[Recorded data]
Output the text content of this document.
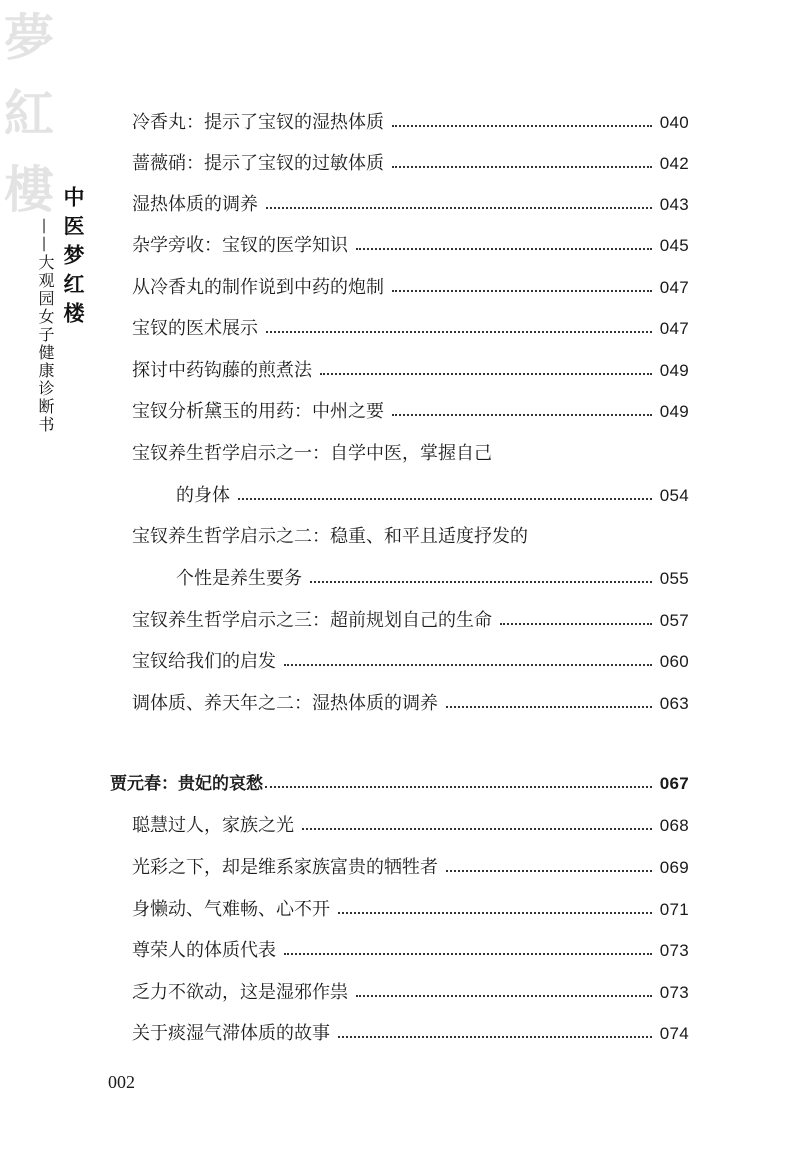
夢
紅
樓 中医梦红楼
——大观园女子健康诊断书
冷香丸：提示了宝钗的湿热体质	040
蔷薇硝：提示了宝钗的过敏体质	042
湿热体质的调养	043
杂学旁收：宝钗的医学知识	045
从冷香丸的制作说到中药的炮制	047
宝钗的医术展示	047
探讨中药钩藤的煎煮法	049
宝钗分析黛玉的用药：中州之要	049
宝钗养生哲学启示之一：自学中医，掌握自己
的身体	054
宝钗养生哲学启示之二：稳重、和平且适度抒发的
个性是养生要务	055
宝钗养生哲学启示之三：超前规划自己的生命	057
宝钗给我们的启发	060
调体质、养天年之二：湿热体质的调养	063
贾元春：贵妃的哀愁	067
聪慧过人，家族之光	068
光彩之下，却是维系家族富贵的牺牲者	069
身懒动、气难畅、心不开	071
尊荣人的体质代表	073
乏力不欲动，这是湿邪作祟	073
关于痰湿气滞体质的故事	074
002
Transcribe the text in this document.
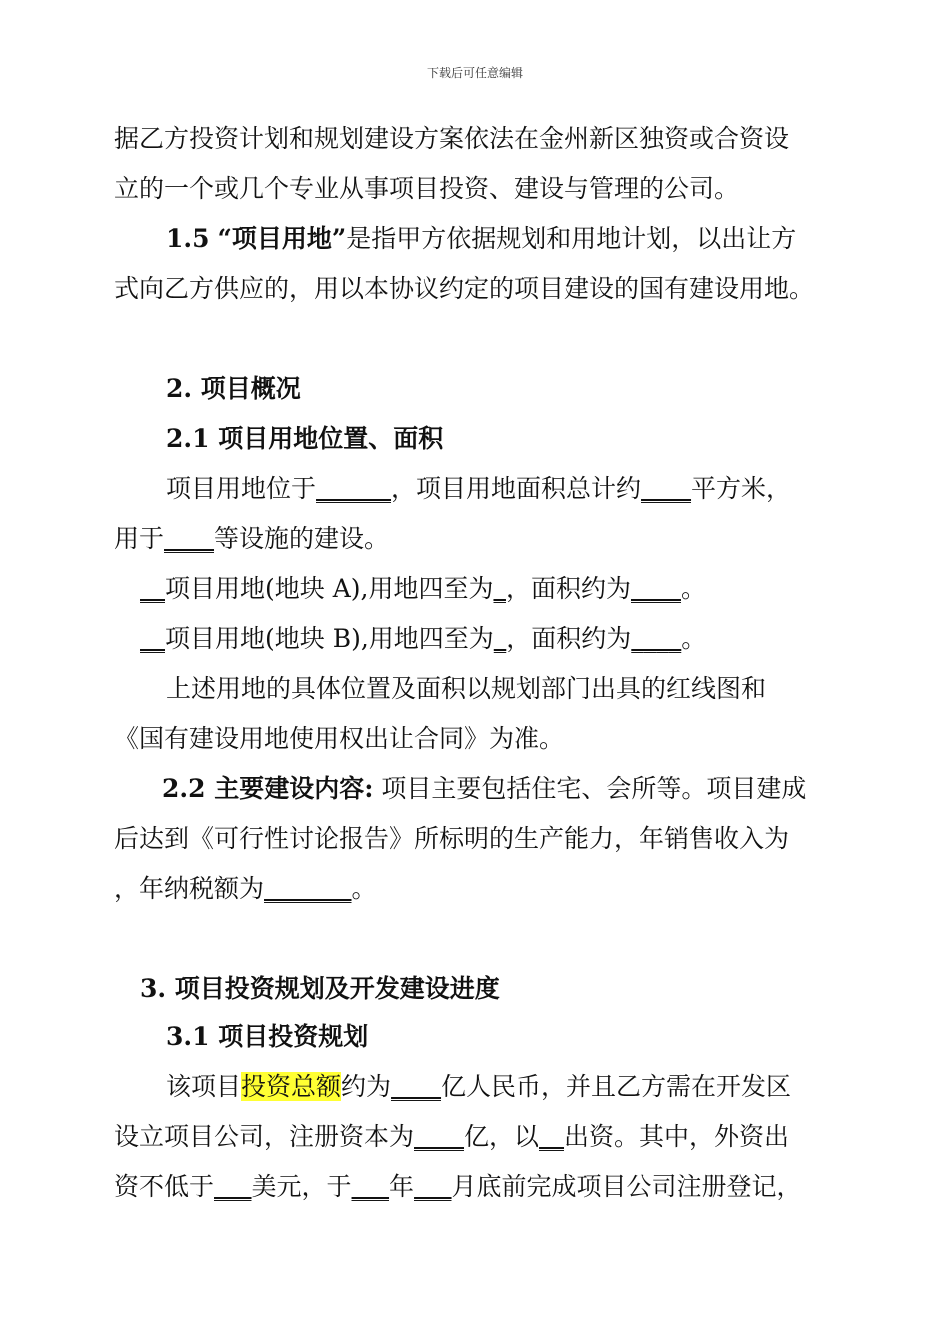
下载后可任意编辑
据乙方投资计划和规划建设方案依法在金州新区独资或合资设
立的一个或几个专业从事项目投资、建设与管理的公司。
1.5 “项目用地”是指甲方依据规划和用地计划，以出让方
式向乙方供应的，用以本协议约定的项目建设的国有建设用地。
2. 项目概况
2.1 项目用地位置、面积
项目用地位于______，项目用地面积总计约____平方米，
用于____等设施的建设。
__项目用地(地块 A),用地四至为_，面积约为____。
__项目用地(地块 B),用地四至为_，面积约为____。
上述用地的具体位置及面积以规划部门出具的红线图和
《国有建设用地使用权出让合同》为准。
2.2 主要建设内容: 项目主要包括住宅、会所等。项目建成
后达到《可行性讨论报告》所标明的生产能力，年销售收入为
，年纳税额为_______。
3. 项目投资规划及开发建设进度
3.1 项目投资规划
该项目投资总额约为____亿人民币，并且乙方需在开发区
设立项目公司，注册资本为____亿，以__出资。其中，外资出
资不低于___美元，于___年___月底前完成项目公司注册登记，
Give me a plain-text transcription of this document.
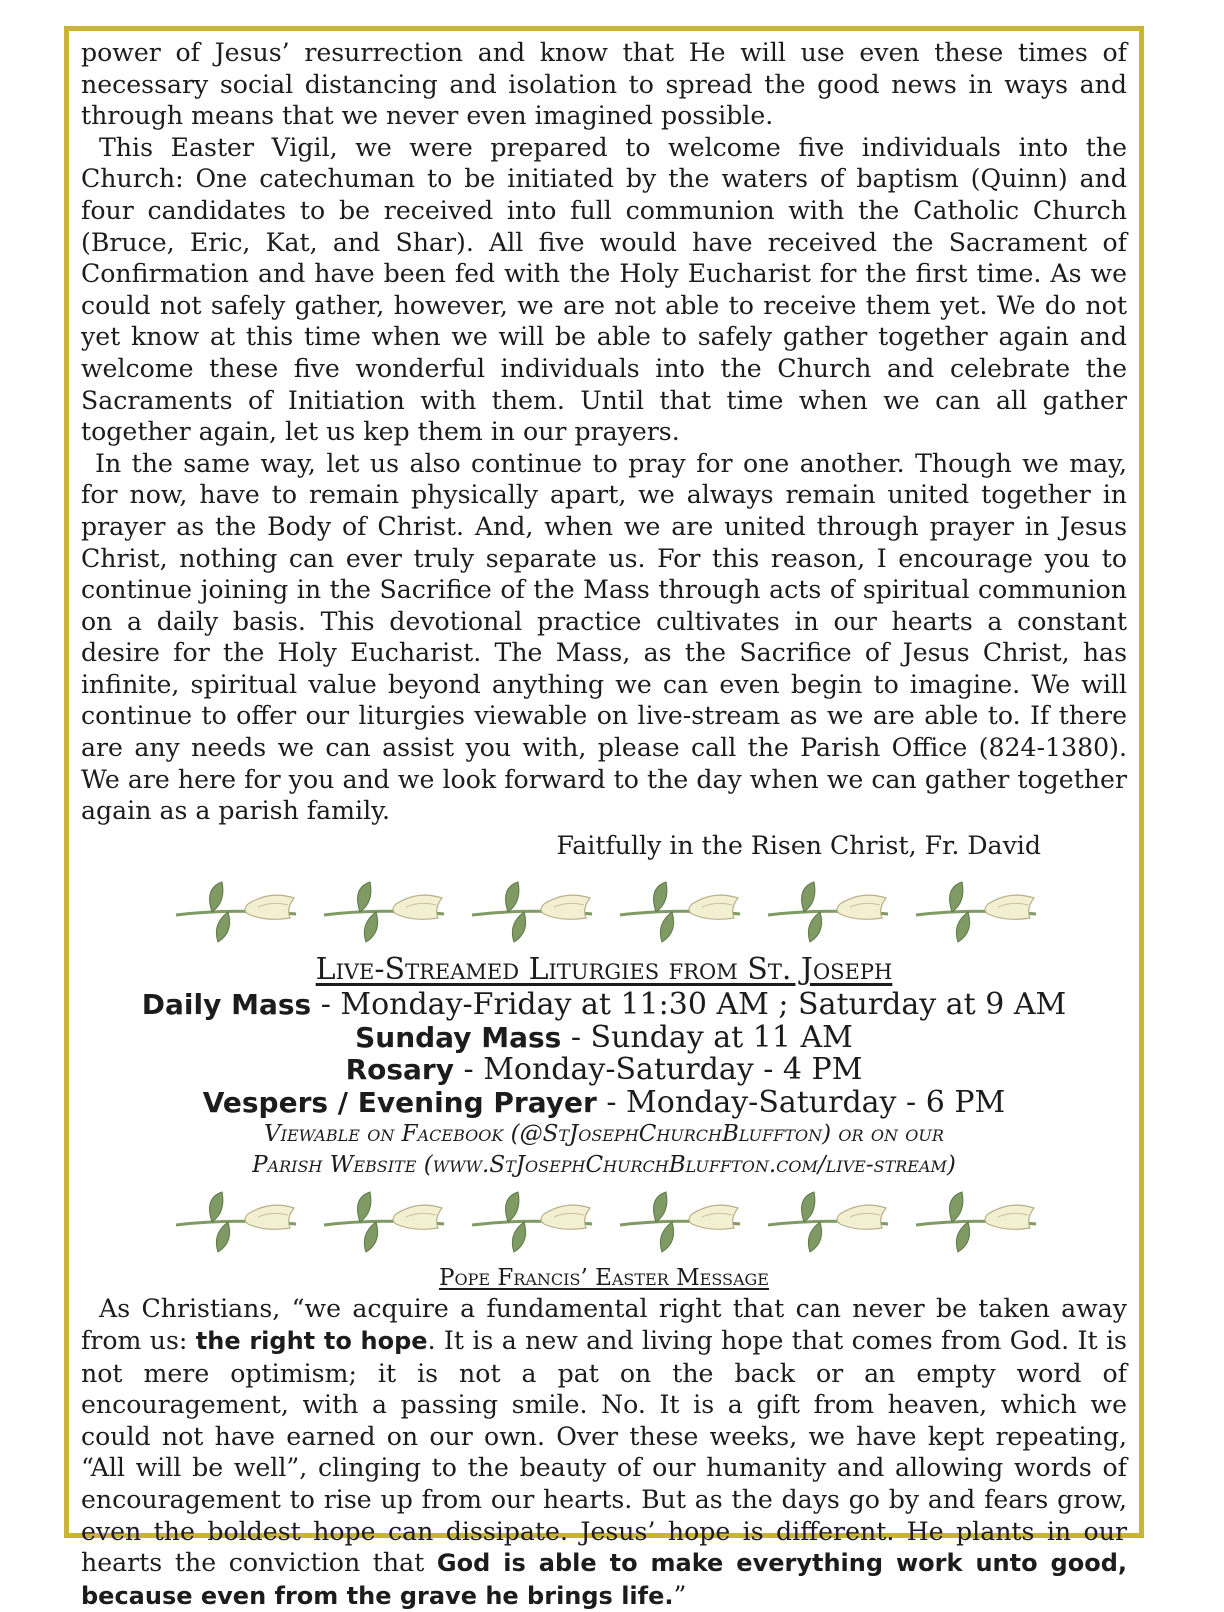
power of Jesus’ resurrection and know that He will use even these times of necessary social distancing and isolation to spread the good news in ways and through means that we never even imagined possible.

This Easter Vigil, we were prepared to welcome five individuals into the Church: One catechuman to be initiated by the waters of baptism (Quinn) and four candidates to be received into full communion with the Catholic Church (Bruce, Eric, Kat, and Shar). All five would have received the Sacrament of Confirmation and have been fed with the Holy Eucharist for the first time. As we could not safely gather, however, we are not able to receive them yet. We do not yet know at this time when we will be able to safely gather together again and welcome these five wonderful individuals into the Church and celebrate the Sacraments of Initiation with them. Until that time when we can all gather together again, let us kep them in our prayers.

In the same way, let us also continue to pray for one another. Though we may, for now, have to remain physically apart, we always remain united together in prayer as the Body of Christ. And, when we are united through prayer in Jesus Christ, nothing can ever truly separate us. For this reason, I encourage you to continue joining in the Sacrifice of the Mass through acts of spiritual communion on a daily basis. This devotional practice cultivates in our hearts a constant desire for the Holy Eucharist. The Mass, as the Sacrifice of Jesus Christ, has infinite, spiritual value beyond anything we can even begin to imagine. We will continue to offer our liturgies viewable on live-stream as we are able to. If there are any needs we can assist you with, please call the Parish Office (824-1380). We are here for you and we look forward to the day when we can gather together again as a parish family.

Faitfully in the Risen Christ, Fr. David
Live-Streamed Liturgies from St. Joseph
Daily Mass - Monday-Friday at 11:30 AM ; Saturday at 9 AM
Sunday Mass - Sunday at 11 AM
Rosary - Monday-Saturday - 4 PM
Vespers / Evening Prayer - Monday-Saturday - 6 PM
Viewable on Facebook (@StJosephChurchBluffton) or on our
Parish Website (www.StJosephChurchBluffton.com/live-stream)
Pope Francis’ Easter Message

As Christians, “we acquire a fundamental right that can never be taken away from us: the right to hope. It is a new and living hope that comes from God. It is not mere optimism; it is not a pat on the back or an empty word of encouragement, with a passing smile. No. It is a gift from heaven, which we could not have earned on our own. Over these weeks, we have kept repeating, “All will be well”, clinging to the beauty of our humanity and allowing words of encouragement to rise up from our hearts. But as the days go by and fears grow, even the boldest hope can dissipate. Jesus’ hope is different. He plants in our hearts the conviction that God is able to make everything work unto good, because even from the grave he brings life.”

What to work on = Go through the listing above and locate each line that holds the word "text". Copy those lines.

Written solution =
Output the text content of this document.
Transcribe the text in this document.
Give me a plain-text transcription of this document.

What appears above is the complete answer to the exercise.